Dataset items
--- start ---
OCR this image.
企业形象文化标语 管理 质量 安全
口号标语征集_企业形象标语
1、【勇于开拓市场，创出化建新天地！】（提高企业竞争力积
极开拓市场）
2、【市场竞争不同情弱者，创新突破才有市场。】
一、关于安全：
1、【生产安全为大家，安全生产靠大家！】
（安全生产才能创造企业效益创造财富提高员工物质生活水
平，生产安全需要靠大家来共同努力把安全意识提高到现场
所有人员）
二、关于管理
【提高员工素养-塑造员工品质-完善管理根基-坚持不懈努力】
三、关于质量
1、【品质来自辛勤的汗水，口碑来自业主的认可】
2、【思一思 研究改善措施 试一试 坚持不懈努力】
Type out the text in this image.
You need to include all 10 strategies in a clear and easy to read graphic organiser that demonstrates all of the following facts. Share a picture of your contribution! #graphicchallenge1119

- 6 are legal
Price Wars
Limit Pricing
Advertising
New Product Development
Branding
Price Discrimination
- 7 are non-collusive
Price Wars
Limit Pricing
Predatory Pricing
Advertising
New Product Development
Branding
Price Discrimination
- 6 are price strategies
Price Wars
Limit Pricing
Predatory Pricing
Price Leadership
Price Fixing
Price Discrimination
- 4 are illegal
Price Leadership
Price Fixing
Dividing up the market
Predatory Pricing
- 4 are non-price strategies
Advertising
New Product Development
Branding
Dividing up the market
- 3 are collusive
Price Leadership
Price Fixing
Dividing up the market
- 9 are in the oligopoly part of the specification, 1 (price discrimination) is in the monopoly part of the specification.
--- end ---
__Your objective__. Print the material once more, exactly.

__Result of the exercise__.
OCR this image.
企业形象文化标语 管理 质量 安全
口号标语征集_企业形象标语
1、【勇于开拓市场，创出化建新天地！】（提高企业竞争力积
极开拓市场）
2、【市场竞争不同情弱者，创新突破才有市场。】
一、关于安全：
1、【生产安全为大家，安全生产靠大家！】
（安全生产才能创造企业效益创造财富提高员工物质生活水
平，生产安全需要靠大家来共同努力把安全意识提高到现场
所有人员）
二、关于管理
【提高员工素养-塑造员工品质-完善管理根基-坚持不懈努力】
三、关于质量
1、【品质来自辛勤的汗水，口碑来自业主的认可】
2、【思一思 研究改善措施 试一试 坚持不懈努力】
Type out the text in this image.
You need to include all 10 strategies in a clear and easy to read graphic organiser that demonstrates all of the following facts. Share a picture of your contribution! #graphicchallenge1119

- 6 are legal
Price Wars
Limit Pricing
Advertising
New Product Development
Branding
Price Discrimination
- 7 are non-collusive
Price Wars
Limit Pricing
Predatory Pricing
Advertising
New Product Development
Branding
Price Discrimination
- 6 are price strategies
Price Wars
Limit Pricing
Predatory Pricing
Price Leadership
Price Fixing
Price Discrimination
- 4 are illegal
Price Leadership
Price Fixing
Dividing up the market
Predatory Pricing
- 4 are non-price strategies
Advertising
New Product Development
Branding
Dividing up the market
- 3 are collusive
Price Leadership
Price Fixing
Dividing up the market
- 9 are in the oligopoly part of the specification, 1 (price discrimination) is in the monopoly part of the specification.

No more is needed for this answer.